** EXERCISE DESCRIPTION **
Copy every line of the following data that includes the string "UNIVERSITY".

Data records:

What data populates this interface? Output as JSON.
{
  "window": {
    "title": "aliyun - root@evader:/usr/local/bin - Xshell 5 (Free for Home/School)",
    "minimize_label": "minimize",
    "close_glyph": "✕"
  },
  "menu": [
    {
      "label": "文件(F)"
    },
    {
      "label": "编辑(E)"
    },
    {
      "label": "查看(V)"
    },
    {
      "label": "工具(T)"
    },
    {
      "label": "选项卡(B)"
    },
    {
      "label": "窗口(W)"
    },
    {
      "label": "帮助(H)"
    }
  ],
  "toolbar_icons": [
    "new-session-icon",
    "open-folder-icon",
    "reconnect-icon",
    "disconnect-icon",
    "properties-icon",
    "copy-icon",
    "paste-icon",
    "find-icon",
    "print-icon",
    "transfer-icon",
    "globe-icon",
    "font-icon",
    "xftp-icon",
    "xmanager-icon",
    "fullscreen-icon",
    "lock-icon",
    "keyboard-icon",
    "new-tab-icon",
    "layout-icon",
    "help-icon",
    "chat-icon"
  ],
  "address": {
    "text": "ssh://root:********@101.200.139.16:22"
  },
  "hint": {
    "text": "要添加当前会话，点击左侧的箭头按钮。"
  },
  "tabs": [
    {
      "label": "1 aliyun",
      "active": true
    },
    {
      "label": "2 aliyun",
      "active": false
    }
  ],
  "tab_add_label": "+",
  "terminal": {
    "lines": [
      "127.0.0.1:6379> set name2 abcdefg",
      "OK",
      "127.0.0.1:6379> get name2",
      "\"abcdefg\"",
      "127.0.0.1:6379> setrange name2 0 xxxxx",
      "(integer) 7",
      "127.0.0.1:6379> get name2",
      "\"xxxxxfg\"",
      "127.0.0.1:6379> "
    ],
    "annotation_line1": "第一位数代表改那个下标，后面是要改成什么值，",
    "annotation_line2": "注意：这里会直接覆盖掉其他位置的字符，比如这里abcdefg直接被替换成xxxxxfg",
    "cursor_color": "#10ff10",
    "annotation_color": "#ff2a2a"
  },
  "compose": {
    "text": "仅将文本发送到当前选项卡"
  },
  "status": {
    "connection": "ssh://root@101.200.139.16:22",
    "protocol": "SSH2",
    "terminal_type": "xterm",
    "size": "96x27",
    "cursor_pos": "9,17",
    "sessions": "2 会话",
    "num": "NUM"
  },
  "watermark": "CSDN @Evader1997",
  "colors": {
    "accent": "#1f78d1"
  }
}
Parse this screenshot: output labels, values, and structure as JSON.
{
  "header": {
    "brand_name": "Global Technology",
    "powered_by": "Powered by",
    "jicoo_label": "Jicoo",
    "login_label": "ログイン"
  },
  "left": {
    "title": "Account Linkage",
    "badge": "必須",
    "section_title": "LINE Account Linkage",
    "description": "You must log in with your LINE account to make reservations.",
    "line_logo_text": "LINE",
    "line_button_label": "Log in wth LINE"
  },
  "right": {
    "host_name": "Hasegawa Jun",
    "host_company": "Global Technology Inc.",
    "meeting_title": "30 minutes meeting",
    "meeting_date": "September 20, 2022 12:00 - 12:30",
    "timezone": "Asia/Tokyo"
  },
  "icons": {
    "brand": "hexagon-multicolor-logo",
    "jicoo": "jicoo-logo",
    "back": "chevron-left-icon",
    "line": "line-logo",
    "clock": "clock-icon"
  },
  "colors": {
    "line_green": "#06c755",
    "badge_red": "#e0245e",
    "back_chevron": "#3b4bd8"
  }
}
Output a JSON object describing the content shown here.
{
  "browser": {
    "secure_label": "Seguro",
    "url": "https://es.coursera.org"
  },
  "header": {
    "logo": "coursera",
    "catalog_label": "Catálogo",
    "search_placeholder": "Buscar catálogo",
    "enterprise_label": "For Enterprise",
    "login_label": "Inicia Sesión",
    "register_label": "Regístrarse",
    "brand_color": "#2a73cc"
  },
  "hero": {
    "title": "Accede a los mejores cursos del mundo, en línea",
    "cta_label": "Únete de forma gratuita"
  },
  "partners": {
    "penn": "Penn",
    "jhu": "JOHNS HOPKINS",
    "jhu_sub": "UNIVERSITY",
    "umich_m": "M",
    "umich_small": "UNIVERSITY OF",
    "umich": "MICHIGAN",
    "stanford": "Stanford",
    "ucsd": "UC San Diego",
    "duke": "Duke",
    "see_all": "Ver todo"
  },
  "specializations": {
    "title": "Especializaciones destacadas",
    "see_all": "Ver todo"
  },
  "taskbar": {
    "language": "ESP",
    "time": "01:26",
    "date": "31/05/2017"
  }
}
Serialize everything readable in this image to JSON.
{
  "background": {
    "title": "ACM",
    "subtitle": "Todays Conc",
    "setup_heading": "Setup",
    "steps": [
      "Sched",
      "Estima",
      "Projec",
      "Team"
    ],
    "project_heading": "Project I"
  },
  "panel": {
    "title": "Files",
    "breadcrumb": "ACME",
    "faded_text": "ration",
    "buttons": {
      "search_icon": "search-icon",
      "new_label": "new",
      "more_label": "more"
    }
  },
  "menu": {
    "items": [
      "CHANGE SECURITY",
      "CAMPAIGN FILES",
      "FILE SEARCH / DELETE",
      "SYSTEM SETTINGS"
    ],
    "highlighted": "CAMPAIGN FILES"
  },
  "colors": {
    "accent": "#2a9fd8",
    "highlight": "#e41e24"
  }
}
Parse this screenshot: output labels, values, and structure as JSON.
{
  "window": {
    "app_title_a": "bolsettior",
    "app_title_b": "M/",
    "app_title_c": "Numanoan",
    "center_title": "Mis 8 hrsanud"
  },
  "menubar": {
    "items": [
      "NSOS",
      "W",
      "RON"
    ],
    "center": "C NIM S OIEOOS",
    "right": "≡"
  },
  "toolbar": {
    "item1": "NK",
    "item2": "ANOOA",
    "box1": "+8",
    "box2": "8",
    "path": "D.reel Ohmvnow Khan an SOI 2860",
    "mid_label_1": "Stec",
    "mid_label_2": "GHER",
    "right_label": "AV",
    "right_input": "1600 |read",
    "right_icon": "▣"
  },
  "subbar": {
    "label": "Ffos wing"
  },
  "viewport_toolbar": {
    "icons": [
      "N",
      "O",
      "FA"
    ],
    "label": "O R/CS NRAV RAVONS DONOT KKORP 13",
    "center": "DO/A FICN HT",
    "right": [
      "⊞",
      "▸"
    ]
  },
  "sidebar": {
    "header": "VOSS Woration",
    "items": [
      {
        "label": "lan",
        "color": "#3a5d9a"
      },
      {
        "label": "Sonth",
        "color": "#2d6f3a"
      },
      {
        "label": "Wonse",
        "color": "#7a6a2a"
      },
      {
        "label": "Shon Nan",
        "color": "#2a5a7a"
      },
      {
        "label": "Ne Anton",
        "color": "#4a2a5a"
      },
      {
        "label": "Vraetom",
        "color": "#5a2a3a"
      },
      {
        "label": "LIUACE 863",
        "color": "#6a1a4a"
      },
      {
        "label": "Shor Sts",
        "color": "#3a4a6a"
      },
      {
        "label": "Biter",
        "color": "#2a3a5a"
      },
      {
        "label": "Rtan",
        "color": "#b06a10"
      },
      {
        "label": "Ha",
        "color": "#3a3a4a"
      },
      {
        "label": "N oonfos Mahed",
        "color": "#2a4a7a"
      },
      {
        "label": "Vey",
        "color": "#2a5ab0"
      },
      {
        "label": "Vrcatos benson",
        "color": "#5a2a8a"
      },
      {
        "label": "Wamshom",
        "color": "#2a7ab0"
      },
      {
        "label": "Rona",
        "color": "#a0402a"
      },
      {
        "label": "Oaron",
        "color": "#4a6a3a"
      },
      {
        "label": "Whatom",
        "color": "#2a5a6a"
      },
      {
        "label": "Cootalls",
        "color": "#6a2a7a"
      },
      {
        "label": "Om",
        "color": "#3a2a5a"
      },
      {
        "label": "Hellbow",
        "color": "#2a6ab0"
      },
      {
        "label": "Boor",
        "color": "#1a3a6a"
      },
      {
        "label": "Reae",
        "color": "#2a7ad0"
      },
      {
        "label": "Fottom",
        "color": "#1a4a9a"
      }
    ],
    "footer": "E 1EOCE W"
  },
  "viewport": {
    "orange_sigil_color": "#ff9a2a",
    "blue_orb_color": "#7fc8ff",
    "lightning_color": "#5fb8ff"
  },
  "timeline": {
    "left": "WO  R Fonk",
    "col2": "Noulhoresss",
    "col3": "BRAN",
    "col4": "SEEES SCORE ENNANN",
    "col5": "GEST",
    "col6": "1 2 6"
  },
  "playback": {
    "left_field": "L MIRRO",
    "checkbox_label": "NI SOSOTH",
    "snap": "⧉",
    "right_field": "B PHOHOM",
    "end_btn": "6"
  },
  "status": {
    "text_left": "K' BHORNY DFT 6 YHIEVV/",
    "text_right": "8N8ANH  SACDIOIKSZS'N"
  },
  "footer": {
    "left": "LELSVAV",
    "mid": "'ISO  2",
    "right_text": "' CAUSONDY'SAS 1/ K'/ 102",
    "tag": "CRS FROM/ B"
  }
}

** THE COMPLETED TASK **
    "jhu_sub": "UNIVERSITY",
    "umich_small": "UNIVERSITY OF",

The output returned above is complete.